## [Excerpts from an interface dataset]
* * * * * * *

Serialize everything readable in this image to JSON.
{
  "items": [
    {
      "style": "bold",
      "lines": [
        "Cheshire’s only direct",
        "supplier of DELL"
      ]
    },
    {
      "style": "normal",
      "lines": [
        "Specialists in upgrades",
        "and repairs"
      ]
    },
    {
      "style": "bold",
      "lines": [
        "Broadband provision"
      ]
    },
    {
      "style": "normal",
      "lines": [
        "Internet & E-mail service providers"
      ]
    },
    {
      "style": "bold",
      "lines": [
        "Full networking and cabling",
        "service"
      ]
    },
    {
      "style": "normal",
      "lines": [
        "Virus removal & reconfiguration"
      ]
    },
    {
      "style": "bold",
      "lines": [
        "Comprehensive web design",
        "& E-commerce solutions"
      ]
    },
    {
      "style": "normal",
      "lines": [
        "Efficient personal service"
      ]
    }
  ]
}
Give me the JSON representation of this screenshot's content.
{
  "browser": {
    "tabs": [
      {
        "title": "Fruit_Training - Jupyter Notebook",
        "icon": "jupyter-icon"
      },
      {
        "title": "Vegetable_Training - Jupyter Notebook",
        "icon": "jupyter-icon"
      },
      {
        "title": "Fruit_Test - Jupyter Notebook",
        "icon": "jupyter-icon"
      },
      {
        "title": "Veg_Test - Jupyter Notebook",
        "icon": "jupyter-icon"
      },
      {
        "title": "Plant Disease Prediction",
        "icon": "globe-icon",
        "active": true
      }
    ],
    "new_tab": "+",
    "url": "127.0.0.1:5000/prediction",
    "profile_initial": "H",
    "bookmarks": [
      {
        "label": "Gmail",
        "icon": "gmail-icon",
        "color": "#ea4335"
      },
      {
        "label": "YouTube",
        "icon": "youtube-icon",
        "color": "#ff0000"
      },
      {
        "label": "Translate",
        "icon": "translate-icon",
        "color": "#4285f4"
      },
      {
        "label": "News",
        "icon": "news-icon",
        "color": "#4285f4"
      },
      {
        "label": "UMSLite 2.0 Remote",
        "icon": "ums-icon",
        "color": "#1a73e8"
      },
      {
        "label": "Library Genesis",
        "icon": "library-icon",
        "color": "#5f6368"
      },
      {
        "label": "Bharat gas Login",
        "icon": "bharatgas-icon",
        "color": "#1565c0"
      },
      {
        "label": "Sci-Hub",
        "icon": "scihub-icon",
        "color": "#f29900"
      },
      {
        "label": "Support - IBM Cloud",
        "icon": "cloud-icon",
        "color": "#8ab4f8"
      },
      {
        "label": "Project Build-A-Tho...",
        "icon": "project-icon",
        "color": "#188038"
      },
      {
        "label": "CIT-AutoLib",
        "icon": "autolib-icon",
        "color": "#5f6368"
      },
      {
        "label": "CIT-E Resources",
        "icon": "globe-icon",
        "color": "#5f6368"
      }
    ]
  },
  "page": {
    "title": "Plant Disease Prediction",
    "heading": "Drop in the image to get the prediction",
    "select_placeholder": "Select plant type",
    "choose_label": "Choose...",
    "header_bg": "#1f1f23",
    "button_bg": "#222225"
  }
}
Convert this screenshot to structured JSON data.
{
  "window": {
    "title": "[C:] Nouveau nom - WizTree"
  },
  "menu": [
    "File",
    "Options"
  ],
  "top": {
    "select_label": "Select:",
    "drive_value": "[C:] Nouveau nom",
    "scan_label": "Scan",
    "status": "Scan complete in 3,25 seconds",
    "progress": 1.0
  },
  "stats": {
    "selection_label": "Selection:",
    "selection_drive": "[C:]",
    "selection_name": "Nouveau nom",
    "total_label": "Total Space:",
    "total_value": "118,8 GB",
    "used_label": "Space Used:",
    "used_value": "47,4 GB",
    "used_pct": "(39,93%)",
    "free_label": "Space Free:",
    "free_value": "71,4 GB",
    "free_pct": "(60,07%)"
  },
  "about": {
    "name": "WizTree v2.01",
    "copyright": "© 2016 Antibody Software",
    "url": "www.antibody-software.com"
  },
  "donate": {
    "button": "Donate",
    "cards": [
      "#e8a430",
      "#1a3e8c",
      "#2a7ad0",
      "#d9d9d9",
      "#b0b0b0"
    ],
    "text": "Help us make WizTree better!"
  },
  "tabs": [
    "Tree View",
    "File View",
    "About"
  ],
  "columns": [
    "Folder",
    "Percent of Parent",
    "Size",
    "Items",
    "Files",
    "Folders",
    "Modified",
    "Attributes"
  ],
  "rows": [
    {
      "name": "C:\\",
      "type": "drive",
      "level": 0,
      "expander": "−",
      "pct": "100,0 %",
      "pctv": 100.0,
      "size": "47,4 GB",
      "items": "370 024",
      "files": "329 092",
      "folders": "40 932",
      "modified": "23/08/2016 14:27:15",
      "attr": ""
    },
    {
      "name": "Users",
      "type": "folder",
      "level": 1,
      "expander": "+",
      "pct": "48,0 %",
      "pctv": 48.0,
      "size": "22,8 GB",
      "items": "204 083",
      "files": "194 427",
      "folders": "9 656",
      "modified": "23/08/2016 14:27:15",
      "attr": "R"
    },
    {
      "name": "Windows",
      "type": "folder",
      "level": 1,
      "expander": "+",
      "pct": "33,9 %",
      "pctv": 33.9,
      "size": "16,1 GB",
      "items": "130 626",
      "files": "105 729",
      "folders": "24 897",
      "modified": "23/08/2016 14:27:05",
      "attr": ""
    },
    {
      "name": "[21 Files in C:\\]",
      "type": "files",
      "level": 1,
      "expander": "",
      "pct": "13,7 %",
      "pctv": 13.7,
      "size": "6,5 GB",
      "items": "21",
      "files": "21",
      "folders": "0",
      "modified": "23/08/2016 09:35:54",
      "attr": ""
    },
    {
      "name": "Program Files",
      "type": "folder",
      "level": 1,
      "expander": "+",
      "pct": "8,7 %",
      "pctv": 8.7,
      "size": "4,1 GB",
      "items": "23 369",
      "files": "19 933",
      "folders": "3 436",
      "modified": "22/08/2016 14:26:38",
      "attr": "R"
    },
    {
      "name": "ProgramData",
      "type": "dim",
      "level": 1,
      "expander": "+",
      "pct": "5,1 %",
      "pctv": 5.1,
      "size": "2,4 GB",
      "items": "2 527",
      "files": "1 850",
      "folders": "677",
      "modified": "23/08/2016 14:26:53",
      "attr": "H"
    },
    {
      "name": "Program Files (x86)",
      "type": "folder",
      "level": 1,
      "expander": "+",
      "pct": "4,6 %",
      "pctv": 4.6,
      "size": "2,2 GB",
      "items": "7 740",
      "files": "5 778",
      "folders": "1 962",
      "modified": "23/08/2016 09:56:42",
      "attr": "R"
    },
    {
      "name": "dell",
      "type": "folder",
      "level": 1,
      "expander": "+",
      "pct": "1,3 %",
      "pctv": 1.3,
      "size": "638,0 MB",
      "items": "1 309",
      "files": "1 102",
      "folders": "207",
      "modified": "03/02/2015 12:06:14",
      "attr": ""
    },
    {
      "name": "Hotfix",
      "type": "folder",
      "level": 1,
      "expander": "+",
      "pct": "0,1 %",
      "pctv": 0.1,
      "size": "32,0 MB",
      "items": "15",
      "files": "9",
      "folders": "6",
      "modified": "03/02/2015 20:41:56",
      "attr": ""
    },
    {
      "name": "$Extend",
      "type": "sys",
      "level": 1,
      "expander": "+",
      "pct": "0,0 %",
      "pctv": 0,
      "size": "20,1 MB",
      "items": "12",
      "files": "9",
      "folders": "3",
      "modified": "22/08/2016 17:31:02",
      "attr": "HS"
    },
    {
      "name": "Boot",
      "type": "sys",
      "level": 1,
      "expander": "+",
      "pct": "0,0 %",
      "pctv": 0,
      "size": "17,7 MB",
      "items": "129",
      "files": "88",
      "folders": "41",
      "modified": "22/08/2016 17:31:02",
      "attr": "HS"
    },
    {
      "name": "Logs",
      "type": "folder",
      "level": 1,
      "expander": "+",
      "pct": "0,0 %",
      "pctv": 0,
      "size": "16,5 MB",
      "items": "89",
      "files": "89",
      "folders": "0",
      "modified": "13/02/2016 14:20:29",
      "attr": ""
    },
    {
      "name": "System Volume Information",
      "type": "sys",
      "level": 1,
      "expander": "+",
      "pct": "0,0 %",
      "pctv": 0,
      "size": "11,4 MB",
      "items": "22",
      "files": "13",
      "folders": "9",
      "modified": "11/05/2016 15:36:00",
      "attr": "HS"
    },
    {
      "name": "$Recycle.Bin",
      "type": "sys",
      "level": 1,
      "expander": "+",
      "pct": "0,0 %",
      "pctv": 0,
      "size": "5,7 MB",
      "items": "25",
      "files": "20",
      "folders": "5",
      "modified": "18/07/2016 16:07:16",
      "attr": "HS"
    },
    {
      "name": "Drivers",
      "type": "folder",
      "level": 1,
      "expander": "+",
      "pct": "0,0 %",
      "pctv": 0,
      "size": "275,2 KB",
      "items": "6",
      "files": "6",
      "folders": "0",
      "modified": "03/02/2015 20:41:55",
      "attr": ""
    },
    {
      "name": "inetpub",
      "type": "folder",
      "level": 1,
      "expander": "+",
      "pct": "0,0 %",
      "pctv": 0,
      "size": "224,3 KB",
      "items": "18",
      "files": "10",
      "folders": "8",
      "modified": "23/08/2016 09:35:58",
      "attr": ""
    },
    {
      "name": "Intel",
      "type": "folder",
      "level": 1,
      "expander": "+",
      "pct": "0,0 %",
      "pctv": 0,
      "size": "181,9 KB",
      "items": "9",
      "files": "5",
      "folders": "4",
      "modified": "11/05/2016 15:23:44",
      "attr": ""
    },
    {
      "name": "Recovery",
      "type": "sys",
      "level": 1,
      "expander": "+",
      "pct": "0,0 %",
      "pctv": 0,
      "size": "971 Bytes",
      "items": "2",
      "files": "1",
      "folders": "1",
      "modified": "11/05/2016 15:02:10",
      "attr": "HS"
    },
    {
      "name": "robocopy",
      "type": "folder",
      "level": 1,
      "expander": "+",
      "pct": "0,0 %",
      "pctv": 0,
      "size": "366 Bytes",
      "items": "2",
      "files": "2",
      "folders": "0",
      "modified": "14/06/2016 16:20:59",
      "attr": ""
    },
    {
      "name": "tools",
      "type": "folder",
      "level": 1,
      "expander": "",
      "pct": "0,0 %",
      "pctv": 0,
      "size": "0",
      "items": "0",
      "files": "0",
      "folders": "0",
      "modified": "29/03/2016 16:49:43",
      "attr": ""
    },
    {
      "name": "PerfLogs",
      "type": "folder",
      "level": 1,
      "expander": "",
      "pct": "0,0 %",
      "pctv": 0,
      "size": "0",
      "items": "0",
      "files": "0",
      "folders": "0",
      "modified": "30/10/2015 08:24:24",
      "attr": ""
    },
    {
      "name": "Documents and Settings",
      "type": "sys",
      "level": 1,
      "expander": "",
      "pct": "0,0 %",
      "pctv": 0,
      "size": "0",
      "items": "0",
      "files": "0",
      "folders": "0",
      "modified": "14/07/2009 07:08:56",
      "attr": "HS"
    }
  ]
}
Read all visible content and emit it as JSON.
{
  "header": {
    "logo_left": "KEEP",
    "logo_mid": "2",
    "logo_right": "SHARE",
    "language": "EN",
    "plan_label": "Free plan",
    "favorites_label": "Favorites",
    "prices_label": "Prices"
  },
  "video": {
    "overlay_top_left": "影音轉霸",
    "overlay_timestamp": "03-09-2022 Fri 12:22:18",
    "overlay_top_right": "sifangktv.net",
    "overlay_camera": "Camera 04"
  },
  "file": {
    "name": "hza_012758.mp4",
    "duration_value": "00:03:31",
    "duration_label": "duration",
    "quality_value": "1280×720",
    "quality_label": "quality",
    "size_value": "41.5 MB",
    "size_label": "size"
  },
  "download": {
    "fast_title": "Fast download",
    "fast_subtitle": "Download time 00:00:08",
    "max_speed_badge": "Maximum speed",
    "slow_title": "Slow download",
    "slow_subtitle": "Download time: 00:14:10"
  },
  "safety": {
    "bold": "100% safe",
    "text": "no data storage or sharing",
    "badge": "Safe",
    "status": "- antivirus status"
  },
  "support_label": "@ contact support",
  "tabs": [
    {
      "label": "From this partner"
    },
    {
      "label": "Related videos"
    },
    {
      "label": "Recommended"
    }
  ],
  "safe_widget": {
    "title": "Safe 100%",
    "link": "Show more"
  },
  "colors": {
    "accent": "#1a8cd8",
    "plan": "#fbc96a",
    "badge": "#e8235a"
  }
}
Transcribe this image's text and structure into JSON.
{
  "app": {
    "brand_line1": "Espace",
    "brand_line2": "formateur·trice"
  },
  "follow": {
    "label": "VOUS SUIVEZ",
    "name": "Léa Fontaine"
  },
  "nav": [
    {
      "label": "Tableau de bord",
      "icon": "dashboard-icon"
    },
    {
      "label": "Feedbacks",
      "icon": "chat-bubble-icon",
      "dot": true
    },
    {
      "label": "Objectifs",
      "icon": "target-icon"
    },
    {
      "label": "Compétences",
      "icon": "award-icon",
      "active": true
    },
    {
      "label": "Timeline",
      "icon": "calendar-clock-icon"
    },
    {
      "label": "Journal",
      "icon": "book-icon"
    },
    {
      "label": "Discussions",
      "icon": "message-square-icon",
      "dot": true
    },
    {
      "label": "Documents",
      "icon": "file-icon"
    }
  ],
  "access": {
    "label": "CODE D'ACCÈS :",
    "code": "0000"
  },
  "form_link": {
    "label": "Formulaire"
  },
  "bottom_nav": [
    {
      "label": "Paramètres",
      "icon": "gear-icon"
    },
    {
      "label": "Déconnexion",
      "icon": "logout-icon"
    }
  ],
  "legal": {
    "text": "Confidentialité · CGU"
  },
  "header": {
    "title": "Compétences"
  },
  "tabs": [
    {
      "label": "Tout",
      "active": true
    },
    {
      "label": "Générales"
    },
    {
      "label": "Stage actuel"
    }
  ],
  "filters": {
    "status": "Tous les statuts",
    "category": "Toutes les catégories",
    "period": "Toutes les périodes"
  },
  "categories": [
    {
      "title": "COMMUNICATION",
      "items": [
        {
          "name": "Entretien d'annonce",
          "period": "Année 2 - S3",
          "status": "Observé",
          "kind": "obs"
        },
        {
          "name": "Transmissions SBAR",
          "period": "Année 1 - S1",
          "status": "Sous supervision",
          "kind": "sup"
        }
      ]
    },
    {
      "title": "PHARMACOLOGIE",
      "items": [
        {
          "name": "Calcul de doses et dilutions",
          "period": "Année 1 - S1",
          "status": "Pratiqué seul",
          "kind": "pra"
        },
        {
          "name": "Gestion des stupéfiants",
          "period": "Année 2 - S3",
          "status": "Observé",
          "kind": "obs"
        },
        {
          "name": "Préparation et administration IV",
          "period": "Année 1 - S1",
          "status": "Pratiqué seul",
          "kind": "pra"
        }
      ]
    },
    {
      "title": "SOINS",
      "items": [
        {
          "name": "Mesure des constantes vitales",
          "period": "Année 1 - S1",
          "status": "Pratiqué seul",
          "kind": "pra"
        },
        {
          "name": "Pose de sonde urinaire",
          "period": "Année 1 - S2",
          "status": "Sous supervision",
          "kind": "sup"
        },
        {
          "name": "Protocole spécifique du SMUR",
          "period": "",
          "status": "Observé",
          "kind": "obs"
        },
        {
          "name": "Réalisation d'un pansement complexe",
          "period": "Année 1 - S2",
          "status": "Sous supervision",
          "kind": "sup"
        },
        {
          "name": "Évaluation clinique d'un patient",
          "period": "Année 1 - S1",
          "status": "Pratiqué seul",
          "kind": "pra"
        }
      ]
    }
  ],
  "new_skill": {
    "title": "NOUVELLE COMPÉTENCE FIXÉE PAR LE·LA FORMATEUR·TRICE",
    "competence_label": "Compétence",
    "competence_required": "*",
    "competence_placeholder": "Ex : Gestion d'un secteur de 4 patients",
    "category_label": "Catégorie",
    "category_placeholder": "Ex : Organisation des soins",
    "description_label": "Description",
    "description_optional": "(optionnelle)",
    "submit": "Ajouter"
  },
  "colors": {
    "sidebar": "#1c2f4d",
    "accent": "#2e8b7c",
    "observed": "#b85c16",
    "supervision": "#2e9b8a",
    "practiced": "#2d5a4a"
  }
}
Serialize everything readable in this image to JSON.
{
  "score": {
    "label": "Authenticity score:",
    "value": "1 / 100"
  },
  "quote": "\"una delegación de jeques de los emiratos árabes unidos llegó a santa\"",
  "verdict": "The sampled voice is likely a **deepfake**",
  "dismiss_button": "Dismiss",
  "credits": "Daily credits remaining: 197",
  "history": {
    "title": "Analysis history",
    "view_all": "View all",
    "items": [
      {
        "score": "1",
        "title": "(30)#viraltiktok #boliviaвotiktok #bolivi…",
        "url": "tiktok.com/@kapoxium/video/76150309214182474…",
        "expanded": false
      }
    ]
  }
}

* * * * * * *

What lines of the data include the word "Notebook"? Copy each of them.

        "title": "Fruit_Training - Jupyter Notebook",
        "title": "Vegetable_Training - Jupyter Notebook",
        "title": "Fruit_Test - Jupyter Notebook",
        "title": "Veg_Test - Jupyter Notebook",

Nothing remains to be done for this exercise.